[Data entries]

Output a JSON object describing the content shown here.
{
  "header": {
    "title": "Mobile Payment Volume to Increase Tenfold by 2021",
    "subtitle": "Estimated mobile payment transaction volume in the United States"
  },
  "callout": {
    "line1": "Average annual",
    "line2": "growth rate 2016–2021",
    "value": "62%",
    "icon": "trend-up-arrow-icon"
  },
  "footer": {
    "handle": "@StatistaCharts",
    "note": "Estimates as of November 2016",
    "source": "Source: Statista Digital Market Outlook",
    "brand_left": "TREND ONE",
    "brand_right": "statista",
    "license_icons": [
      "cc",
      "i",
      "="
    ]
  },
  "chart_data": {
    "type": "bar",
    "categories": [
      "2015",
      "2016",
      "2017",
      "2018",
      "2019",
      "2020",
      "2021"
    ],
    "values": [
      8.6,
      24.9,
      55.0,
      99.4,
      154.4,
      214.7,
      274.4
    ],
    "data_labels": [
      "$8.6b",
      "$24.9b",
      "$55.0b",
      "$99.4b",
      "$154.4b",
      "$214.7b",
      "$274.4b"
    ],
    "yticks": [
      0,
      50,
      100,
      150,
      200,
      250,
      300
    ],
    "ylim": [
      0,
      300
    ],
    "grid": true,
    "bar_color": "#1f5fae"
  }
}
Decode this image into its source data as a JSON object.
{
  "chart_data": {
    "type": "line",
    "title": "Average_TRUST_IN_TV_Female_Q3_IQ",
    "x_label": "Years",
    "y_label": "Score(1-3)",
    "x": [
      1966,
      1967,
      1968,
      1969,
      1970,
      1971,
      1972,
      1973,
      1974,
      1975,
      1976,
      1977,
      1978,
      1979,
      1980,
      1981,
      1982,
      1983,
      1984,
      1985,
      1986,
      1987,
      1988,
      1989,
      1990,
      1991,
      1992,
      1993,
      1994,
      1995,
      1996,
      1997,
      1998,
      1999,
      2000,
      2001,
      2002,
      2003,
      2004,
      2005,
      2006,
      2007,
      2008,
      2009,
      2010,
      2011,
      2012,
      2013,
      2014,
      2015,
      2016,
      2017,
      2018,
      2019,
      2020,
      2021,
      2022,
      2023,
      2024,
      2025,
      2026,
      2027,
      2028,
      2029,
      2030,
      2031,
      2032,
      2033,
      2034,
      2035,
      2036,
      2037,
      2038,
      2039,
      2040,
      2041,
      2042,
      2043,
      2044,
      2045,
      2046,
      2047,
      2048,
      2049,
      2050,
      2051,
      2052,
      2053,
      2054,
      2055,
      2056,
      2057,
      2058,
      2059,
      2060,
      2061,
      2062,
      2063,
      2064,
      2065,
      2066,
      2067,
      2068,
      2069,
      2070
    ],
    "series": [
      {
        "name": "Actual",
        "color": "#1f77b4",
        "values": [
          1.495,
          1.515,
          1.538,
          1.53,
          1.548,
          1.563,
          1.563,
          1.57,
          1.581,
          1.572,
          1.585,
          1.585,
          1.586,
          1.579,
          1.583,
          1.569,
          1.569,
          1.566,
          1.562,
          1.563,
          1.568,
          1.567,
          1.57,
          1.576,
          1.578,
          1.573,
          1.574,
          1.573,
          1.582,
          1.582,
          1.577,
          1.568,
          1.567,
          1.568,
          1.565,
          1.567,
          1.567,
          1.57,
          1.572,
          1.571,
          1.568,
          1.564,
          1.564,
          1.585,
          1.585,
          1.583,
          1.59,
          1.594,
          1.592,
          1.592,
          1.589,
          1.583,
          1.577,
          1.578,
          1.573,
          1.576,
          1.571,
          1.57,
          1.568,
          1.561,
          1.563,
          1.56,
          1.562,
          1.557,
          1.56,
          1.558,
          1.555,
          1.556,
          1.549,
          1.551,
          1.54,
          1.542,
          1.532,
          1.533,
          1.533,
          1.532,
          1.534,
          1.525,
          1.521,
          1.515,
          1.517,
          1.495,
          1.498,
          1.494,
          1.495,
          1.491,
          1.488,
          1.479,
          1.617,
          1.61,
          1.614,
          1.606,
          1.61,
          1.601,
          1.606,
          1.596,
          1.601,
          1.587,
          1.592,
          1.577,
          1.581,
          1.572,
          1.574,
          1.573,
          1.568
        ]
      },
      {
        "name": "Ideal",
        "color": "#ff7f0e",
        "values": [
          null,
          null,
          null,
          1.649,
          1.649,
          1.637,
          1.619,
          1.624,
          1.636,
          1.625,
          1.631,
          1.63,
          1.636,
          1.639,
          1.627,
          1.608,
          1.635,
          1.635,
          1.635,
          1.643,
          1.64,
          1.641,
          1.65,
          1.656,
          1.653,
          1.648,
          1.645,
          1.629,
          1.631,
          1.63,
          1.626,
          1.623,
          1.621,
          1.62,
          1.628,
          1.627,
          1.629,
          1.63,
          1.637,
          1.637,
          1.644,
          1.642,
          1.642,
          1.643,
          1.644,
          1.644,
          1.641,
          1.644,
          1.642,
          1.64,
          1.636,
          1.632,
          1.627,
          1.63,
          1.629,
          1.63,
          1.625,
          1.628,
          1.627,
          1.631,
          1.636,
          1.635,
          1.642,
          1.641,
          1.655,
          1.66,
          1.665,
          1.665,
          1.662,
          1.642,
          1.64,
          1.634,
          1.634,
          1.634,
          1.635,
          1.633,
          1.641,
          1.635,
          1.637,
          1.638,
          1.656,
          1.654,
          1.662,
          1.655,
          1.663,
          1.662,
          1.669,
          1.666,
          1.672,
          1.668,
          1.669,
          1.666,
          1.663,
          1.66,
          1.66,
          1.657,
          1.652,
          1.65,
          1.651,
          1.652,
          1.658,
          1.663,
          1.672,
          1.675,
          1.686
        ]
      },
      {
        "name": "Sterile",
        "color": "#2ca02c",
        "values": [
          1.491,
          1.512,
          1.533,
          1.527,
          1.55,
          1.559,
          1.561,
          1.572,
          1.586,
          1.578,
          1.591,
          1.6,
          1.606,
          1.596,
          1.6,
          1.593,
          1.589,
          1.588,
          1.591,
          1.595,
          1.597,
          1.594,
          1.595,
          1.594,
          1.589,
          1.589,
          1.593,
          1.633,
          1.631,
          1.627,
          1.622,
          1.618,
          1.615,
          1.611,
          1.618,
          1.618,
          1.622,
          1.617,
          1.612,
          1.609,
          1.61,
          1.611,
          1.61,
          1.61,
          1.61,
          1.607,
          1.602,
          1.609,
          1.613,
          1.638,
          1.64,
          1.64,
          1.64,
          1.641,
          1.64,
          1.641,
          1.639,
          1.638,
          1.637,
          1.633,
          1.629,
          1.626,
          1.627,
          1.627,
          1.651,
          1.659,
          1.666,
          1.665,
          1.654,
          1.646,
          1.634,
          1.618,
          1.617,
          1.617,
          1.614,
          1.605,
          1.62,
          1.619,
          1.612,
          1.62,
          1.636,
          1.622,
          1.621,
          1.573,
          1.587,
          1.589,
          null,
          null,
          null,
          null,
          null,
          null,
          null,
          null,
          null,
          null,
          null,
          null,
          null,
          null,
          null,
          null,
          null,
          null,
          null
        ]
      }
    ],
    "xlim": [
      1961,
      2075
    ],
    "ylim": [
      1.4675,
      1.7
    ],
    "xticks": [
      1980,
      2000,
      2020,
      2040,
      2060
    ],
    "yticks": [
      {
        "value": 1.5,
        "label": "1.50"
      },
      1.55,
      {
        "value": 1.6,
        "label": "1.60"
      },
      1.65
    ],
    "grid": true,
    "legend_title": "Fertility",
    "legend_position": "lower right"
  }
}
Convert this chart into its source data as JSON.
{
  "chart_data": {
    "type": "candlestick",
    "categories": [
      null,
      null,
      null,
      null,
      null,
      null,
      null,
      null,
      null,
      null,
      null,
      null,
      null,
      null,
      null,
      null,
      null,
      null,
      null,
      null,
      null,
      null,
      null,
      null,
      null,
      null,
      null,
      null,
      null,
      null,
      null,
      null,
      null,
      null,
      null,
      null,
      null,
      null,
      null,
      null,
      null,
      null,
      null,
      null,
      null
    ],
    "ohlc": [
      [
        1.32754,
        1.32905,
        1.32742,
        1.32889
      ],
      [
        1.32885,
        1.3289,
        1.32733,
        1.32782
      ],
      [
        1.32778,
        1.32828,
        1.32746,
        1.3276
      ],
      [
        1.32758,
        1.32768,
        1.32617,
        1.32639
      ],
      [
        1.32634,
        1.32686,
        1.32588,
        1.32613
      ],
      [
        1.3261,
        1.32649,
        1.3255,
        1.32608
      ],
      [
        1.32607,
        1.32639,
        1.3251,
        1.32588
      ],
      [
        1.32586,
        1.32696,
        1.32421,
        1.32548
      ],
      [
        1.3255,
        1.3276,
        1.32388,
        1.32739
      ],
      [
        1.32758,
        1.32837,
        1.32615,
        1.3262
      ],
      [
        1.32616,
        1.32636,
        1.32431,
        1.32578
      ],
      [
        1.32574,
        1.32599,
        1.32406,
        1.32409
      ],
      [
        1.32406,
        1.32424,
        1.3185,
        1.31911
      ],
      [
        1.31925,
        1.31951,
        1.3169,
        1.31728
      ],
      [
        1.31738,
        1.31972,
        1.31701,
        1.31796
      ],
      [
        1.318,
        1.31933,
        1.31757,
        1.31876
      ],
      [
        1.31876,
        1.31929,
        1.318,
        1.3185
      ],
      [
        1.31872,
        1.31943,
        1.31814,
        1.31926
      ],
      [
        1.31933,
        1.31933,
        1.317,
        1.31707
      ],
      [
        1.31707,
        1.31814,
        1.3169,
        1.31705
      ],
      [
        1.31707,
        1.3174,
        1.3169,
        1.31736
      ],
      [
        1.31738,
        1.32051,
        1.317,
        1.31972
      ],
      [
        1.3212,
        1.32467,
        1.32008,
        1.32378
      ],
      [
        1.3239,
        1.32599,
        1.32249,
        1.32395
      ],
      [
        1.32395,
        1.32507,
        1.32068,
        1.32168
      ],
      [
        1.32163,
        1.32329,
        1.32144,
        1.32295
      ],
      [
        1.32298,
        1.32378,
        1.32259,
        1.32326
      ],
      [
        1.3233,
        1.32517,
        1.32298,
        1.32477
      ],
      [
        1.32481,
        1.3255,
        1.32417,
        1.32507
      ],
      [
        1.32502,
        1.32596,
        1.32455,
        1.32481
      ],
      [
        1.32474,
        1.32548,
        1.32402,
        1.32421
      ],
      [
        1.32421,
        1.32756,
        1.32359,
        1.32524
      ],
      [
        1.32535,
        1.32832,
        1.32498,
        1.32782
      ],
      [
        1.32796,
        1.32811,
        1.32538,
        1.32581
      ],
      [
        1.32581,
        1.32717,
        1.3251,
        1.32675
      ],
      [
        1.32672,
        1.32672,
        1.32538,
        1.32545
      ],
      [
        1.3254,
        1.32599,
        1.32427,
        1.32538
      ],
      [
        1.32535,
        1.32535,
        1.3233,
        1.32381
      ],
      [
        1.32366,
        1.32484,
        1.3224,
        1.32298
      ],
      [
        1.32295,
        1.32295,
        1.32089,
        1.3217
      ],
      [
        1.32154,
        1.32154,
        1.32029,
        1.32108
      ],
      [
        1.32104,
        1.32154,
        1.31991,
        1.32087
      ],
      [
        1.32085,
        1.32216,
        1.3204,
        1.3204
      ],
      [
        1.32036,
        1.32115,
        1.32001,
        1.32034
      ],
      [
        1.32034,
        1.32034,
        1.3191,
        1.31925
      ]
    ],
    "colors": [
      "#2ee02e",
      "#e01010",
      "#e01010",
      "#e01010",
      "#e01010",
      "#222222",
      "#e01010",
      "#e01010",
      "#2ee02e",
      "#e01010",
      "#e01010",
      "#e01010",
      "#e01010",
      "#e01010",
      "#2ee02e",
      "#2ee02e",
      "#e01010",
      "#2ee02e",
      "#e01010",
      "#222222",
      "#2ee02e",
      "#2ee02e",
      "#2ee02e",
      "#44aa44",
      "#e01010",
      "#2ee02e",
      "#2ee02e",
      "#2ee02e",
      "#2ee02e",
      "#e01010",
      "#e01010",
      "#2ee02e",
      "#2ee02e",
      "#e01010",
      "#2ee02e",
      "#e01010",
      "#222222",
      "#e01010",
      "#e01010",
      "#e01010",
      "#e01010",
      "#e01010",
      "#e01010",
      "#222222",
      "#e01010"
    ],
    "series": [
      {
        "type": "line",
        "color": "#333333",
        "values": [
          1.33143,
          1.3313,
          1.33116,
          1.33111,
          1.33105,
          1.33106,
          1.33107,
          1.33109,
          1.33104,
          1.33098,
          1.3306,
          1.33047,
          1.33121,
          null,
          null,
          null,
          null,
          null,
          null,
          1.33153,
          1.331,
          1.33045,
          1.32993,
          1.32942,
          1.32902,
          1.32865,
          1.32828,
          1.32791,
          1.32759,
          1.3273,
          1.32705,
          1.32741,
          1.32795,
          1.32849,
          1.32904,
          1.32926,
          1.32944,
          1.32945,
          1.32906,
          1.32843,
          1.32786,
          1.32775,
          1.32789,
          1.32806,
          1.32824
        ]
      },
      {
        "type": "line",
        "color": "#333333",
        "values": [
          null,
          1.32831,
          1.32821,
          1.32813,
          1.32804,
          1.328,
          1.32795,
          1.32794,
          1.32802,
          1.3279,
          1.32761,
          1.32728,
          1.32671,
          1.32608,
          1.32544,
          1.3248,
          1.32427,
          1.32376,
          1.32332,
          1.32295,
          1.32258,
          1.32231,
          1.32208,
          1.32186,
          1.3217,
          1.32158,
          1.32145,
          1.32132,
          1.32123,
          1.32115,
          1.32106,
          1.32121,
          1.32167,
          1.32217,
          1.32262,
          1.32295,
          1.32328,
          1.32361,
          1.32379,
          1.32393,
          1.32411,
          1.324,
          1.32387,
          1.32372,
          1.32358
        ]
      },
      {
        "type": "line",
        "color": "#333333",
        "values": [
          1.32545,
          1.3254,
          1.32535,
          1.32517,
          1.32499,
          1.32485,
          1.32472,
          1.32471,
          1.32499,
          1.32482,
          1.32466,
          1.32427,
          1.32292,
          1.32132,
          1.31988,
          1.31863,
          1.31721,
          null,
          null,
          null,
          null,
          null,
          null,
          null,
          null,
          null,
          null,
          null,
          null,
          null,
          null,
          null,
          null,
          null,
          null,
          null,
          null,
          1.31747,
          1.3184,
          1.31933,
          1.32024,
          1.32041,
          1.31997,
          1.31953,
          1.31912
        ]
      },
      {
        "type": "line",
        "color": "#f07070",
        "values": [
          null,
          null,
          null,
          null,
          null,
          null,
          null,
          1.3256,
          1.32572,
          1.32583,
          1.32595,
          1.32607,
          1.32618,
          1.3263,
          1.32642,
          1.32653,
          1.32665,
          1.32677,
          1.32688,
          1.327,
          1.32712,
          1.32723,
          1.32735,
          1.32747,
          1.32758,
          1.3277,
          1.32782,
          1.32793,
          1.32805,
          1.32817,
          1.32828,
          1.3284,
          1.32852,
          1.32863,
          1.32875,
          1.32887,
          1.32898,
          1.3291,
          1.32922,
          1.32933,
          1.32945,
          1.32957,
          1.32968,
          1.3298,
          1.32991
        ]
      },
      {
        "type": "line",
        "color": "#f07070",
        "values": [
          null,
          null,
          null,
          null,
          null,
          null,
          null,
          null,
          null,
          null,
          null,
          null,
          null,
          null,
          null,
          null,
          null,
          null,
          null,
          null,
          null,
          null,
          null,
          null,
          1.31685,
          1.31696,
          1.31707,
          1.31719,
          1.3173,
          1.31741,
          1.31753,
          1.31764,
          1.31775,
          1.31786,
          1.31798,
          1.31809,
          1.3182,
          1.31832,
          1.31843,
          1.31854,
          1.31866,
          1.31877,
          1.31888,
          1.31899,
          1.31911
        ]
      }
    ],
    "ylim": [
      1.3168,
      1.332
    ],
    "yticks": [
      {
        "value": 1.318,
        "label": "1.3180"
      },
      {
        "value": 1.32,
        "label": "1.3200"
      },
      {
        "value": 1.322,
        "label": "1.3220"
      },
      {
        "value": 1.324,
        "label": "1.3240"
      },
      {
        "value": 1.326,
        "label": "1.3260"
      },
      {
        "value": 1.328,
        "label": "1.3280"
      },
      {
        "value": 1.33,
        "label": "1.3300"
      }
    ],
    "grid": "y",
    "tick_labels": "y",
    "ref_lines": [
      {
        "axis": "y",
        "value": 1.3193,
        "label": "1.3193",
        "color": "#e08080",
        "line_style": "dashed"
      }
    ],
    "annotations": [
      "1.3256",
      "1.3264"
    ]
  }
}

● Directions for this task:
Read the entries and pick out all lines that include the word "object".

● The answer:
Output a JSON object describing the content shown here.
Decode this image into its source data as a JSON object.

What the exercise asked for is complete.